REQUIRED WORK: Leave out the pictures and reproduce all of the data exactly.

EXERCISE MATERIALS:
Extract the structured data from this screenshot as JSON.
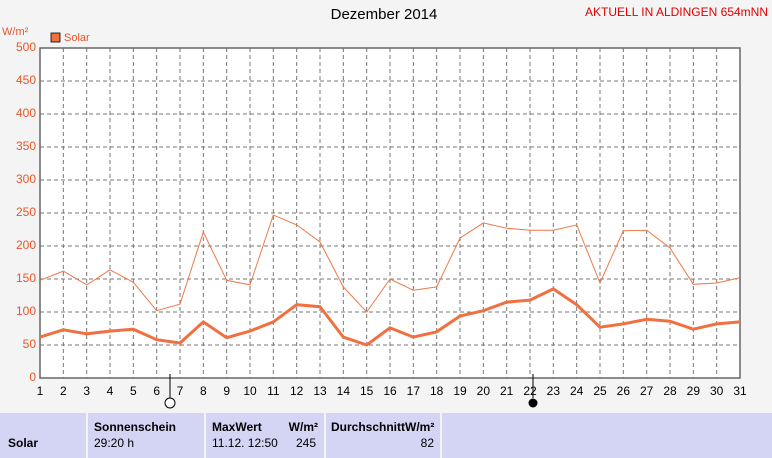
{
  "chart_data": {
    "type": "line",
    "title": "Dezember 2014",
    "y_label": "W/m²",
    "categories": [
      "1",
      "2",
      "3",
      "4",
      "5",
      "6",
      "7",
      "8",
      "9",
      "10",
      "11",
      "12",
      "13",
      "14",
      "15",
      "16",
      "17",
      "18",
      "19",
      "20",
      "21",
      "22",
      "23",
      "24",
      "25",
      "26",
      "27",
      "28",
      "29",
      "30",
      "31"
    ],
    "series": [
      {
        "color": "#f07848",
        "values": [
          148,
          162,
          141,
          164,
          145,
          102,
          112,
          221,
          148,
          141,
          247,
          232,
          206,
          138,
          100,
          150,
          133,
          138,
          212,
          235,
          227,
          224,
          224,
          232,
          144,
          223,
          224,
          197,
          142,
          144,
          152
        ]
      },
      {
        "name": "Solar",
        "color": "#f07040",
        "values": [
          62,
          73,
          67,
          71,
          74,
          58,
          53,
          85,
          61,
          71,
          85,
          111,
          108,
          62,
          50,
          76,
          62,
          70,
          94,
          102,
          115,
          118,
          135,
          111,
          77,
          82,
          89,
          86,
          74,
          82,
          85
        ]
      }
    ],
    "ylim": [
      0,
      500
    ],
    "yticks": [
      0,
      50,
      100,
      150,
      200,
      250,
      300,
      350,
      400,
      450,
      500
    ],
    "grid": true
  },
  "site_label": "AKTUELL IN ALDINGEN 654mNN",
  "summary": {
    "row_label": "Solar",
    "sunshine": {
      "header": "Sonnenschein",
      "value": "29:20 h"
    },
    "max": {
      "header": "MaxWert",
      "unit": "W/m²",
      "time": "11.12. 12:50",
      "value": "245"
    },
    "avg": {
      "header": "DurchschnittW/m²",
      "value": "82"
    }
  }
}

CORRECT ANSWER:
Extract the structured data from this screenshot as JSON.
{
  "chart_data": {
    "type": "line",
    "title": "Dezember 2014",
    "y_label": "W/m²",
    "categories": [
      "1",
      "2",
      "3",
      "4",
      "5",
      "6",
      "7",
      "8",
      "9",
      "10",
      "11",
      "12",
      "13",
      "14",
      "15",
      "16",
      "17",
      "18",
      "19",
      "20",
      "21",
      "22",
      "23",
      "24",
      "25",
      "26",
      "27",
      "28",
      "29",
      "30",
      "31"
    ],
    "series": [
      {
        "color": "#f07848",
        "values": [
          148,
          162,
          141,
          164,
          145,
          102,
          112,
          221,
          148,
          141,
          247,
          232,
          206,
          138,
          100,
          150,
          133,
          138,
          212,
          235,
          227,
          224,
          224,
          232,
          144,
          223,
          224,
          197,
          142,
          144,
          152
        ]
      },
      {
        "name": "Solar",
        "color": "#f07040",
        "values": [
          62,
          73,
          67,
          71,
          74,
          58,
          53,
          85,
          61,
          71,
          85,
          111,
          108,
          62,
          50,
          76,
          62,
          70,
          94,
          102,
          115,
          118,
          135,
          111,
          77,
          82,
          89,
          86,
          74,
          82,
          85
        ]
      }
    ],
    "ylim": [
      0,
      500
    ],
    "yticks": [
      0,
      50,
      100,
      150,
      200,
      250,
      300,
      350,
      400,
      450,
      500
    ],
    "grid": true
  },
  "site_label": "AKTUELL IN ALDINGEN 654mNN",
  "summary": {
    "row_label": "Solar",
    "sunshine": {
      "header": "Sonnenschein",
      "value": "29:20 h"
    },
    "max": {
      "header": "MaxWert",
      "unit": "W/m²",
      "time": "11.12. 12:50",
      "value": "245"
    },
    "avg": {
      "header": "DurchschnittW/m²",
      "value": "82"
    }
  }
}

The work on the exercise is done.